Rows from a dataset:

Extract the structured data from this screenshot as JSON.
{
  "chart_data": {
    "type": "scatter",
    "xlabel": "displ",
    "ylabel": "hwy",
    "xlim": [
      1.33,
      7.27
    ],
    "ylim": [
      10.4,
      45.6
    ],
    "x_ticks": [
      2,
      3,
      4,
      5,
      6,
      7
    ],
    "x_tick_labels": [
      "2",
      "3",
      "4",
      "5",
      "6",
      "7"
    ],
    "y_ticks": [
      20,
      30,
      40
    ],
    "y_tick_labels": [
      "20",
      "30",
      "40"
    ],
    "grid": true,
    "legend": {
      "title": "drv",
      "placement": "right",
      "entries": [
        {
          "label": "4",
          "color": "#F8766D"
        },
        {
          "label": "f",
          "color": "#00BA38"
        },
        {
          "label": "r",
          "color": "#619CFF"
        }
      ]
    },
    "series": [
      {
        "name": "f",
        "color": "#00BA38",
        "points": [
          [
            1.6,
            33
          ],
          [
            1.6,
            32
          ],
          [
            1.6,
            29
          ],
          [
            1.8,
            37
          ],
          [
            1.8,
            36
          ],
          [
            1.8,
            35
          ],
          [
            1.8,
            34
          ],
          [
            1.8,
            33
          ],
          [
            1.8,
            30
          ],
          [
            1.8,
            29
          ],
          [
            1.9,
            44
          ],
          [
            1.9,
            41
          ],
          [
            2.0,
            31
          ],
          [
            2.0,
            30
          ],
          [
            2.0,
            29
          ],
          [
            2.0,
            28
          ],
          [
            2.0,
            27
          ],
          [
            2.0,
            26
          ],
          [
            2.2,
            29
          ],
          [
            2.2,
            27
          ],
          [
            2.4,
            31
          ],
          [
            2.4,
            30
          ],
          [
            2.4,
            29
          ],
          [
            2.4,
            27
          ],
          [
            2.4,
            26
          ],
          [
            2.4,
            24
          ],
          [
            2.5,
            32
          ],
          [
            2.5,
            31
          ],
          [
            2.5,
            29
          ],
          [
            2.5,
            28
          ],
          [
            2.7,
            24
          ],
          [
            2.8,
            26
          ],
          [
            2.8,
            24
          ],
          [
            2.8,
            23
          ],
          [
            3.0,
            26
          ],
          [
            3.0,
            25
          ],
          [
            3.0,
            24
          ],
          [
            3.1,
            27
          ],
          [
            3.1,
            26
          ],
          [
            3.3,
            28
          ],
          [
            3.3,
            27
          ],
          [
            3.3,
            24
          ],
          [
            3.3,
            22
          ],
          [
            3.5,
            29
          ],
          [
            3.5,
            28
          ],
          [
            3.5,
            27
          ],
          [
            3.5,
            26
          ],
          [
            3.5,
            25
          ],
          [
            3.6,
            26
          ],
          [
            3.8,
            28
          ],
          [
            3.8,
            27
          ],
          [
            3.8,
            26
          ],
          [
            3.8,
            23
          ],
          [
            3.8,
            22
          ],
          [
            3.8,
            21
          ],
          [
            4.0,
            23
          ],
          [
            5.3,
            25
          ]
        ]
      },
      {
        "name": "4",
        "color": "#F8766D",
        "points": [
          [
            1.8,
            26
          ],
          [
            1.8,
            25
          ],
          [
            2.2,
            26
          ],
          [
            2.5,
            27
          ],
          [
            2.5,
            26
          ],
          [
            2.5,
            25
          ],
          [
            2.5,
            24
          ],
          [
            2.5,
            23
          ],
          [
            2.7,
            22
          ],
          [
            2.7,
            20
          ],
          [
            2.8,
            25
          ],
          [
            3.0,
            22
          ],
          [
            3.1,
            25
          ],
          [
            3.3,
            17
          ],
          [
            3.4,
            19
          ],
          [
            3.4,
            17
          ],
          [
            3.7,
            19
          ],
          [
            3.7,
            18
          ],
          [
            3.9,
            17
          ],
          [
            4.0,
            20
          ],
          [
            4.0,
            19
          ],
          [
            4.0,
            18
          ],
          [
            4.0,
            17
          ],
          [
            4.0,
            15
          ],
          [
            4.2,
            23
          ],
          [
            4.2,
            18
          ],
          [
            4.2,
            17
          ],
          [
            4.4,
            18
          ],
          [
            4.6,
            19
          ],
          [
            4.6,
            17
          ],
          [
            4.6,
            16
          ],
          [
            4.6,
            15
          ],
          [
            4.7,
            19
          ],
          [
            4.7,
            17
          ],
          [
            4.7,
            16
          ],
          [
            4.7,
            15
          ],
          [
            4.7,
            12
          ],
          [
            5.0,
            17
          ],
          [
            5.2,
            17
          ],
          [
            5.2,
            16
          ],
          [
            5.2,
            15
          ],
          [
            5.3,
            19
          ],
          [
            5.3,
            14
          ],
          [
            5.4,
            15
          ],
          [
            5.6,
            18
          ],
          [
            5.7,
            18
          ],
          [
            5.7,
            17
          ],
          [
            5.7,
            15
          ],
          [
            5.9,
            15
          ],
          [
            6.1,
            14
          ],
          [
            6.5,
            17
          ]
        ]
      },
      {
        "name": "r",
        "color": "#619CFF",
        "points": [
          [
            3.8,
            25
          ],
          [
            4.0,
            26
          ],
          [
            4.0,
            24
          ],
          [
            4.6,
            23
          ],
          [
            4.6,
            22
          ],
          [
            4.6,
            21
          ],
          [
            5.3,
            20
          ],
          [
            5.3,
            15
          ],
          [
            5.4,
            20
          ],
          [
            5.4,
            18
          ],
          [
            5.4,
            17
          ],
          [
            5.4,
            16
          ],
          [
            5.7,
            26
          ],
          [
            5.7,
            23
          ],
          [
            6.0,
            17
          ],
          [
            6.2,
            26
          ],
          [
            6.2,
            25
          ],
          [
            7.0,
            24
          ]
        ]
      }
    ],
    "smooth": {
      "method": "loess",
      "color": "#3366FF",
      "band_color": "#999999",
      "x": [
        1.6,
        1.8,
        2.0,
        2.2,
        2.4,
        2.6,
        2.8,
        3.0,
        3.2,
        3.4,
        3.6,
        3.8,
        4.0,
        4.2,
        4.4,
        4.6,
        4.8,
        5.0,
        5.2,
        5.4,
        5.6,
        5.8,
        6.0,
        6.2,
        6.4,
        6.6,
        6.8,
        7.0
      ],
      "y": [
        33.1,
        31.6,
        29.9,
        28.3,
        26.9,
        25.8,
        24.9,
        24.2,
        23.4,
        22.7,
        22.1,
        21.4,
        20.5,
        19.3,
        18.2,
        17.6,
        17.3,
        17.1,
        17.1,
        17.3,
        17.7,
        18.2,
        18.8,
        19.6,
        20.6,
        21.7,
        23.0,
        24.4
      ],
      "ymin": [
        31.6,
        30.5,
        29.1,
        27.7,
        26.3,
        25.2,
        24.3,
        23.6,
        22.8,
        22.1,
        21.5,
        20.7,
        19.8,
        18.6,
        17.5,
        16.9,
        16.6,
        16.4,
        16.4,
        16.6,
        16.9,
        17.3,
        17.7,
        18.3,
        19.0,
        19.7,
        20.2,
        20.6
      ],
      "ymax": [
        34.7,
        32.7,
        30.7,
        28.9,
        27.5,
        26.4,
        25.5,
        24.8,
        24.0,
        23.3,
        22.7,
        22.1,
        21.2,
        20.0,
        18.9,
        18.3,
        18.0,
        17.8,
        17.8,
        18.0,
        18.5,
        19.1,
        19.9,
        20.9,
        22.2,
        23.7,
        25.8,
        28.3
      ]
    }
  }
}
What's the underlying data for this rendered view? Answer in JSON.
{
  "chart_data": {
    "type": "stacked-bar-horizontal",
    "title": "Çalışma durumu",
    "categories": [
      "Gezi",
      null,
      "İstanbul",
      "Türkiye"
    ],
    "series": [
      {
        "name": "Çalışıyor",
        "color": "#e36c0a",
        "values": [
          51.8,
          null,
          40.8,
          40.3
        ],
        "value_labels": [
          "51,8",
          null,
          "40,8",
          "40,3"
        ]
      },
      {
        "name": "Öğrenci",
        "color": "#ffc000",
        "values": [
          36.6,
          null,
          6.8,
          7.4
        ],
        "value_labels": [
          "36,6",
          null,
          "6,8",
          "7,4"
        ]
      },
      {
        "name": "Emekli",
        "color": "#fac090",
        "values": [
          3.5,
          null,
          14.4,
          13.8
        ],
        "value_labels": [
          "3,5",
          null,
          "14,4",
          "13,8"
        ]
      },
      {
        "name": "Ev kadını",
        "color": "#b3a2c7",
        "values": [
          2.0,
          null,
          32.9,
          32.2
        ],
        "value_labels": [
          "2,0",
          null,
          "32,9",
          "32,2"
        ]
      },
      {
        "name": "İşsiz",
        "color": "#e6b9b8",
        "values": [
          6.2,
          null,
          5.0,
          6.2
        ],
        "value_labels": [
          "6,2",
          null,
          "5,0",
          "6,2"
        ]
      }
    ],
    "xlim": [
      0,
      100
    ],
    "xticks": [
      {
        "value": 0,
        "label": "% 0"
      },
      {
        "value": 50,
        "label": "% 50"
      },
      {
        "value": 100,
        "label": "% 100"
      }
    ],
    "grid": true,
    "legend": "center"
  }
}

## EXERCISE DESCRIPTION
Review the material and copy each line in which the word "name" appears.

## REPLY
        "name": "f",
        "name": "4",
        "name": "r",
        "name": "Çalışıyor",
        "name": "Öğrenci",
        "name": "Emekli",
        "name": "Ev kadını",
        "name": "İşsiz",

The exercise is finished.